### Exercise
Wherever the word "heading" appears in the entries, copy the whole line.

---------- Input rows ----------

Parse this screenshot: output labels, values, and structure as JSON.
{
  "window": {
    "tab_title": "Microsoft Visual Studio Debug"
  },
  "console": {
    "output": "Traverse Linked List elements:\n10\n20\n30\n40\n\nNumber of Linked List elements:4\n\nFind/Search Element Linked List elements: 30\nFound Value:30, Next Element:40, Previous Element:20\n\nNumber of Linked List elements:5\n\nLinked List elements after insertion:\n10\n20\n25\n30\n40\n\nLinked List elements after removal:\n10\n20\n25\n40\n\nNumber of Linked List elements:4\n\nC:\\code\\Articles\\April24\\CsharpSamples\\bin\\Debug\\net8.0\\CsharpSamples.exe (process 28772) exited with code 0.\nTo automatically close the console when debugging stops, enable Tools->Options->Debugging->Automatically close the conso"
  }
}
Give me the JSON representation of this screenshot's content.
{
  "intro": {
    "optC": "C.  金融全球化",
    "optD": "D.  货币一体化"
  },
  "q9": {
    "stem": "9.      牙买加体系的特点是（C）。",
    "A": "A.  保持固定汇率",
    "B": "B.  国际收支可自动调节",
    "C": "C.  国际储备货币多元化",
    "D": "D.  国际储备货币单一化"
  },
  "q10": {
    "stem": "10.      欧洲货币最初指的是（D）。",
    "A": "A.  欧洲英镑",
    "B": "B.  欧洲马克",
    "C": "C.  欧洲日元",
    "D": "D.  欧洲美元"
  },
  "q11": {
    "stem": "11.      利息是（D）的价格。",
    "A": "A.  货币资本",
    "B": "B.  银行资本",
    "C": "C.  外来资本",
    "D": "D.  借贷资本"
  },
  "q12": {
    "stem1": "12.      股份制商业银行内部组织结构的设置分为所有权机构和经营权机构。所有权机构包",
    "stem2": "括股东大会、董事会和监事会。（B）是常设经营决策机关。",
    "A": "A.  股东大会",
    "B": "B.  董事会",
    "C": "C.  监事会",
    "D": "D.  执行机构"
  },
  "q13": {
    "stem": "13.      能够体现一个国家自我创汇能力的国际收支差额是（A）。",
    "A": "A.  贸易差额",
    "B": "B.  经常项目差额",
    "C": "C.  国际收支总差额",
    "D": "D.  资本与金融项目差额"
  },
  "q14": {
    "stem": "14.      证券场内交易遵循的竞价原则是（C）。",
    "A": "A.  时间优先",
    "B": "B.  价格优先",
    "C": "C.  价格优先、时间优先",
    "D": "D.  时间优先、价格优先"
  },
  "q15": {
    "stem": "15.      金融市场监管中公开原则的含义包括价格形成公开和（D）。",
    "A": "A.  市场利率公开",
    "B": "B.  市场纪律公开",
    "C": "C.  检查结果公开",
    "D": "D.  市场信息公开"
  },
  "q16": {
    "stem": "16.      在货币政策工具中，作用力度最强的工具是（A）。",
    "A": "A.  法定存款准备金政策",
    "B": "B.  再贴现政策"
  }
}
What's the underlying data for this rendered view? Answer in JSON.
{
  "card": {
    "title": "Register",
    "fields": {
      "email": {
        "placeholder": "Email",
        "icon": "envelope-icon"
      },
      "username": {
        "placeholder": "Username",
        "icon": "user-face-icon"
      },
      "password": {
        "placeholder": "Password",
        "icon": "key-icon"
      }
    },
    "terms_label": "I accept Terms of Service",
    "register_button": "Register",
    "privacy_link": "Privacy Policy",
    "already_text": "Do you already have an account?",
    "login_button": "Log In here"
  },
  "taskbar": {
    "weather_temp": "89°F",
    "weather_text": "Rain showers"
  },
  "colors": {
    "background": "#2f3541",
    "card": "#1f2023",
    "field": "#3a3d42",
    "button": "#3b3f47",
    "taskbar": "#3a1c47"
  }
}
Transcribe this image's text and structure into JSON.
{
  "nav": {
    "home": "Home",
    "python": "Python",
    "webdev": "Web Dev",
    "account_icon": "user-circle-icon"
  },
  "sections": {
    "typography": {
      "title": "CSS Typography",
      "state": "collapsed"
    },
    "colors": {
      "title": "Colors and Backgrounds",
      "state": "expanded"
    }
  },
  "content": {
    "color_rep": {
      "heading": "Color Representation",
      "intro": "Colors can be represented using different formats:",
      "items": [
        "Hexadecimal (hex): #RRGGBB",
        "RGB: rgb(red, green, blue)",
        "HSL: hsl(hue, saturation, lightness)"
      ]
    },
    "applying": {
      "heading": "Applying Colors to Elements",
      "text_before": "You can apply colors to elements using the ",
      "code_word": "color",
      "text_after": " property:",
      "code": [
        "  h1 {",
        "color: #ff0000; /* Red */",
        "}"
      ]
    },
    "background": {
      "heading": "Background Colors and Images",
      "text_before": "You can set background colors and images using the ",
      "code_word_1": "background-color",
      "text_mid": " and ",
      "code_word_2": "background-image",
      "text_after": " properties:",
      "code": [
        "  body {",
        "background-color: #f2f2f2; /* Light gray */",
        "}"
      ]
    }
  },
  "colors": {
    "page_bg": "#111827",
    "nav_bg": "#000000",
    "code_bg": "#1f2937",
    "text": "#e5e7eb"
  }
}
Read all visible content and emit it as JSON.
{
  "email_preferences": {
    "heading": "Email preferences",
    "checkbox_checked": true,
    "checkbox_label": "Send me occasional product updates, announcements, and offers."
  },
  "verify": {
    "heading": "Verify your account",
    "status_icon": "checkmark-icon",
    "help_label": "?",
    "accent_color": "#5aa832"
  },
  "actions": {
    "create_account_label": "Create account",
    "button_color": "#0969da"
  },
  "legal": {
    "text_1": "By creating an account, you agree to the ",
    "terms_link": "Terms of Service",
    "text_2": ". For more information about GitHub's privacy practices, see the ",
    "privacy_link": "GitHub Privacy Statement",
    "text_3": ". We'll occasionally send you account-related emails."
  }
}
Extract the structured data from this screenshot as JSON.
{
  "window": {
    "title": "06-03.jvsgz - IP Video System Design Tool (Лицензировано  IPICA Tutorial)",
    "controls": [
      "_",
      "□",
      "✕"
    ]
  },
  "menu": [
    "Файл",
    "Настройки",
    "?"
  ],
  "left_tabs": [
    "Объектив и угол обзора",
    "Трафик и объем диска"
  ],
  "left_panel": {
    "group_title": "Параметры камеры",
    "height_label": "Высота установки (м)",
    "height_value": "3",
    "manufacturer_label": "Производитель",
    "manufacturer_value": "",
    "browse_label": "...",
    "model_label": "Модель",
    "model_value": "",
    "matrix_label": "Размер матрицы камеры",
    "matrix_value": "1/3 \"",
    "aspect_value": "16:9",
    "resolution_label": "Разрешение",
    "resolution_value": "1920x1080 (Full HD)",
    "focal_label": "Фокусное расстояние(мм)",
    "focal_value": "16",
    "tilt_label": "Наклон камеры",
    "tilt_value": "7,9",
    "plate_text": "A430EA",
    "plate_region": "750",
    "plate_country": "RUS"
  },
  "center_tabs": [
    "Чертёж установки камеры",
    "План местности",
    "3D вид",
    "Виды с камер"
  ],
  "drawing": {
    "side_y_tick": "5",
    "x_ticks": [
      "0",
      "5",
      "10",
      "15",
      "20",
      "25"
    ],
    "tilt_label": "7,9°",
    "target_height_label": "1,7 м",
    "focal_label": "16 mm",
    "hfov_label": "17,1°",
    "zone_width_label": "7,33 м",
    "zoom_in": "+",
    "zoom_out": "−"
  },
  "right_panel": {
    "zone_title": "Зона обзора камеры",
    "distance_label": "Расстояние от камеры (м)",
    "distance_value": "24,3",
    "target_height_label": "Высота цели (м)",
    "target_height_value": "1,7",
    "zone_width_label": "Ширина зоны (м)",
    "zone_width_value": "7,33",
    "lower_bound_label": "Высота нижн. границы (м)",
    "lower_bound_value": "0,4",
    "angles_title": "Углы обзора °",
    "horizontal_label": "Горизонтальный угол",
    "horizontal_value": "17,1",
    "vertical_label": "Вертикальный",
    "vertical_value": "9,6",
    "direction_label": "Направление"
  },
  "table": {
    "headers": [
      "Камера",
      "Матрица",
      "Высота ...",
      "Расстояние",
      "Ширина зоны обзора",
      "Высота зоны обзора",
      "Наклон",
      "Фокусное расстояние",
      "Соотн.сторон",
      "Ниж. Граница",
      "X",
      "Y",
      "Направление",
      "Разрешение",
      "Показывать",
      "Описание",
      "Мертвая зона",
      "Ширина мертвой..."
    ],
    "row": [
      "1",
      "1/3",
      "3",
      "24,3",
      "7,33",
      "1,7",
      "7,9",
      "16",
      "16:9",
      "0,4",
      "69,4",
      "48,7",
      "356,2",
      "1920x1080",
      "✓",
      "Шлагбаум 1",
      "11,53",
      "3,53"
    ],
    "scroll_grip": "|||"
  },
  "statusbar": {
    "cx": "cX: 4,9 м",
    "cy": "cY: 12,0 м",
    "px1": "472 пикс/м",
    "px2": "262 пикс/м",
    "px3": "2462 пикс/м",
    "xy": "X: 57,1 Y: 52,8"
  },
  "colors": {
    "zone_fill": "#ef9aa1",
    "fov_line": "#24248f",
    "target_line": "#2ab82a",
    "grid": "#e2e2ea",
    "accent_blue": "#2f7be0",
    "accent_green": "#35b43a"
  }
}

----------

### Written response
      "heading": "Color Representation",
      "heading": "Applying Colors to Elements",
      "heading": "Background Colors and Images",
    "heading": "Email preferences",
    "heading": "Verify your account",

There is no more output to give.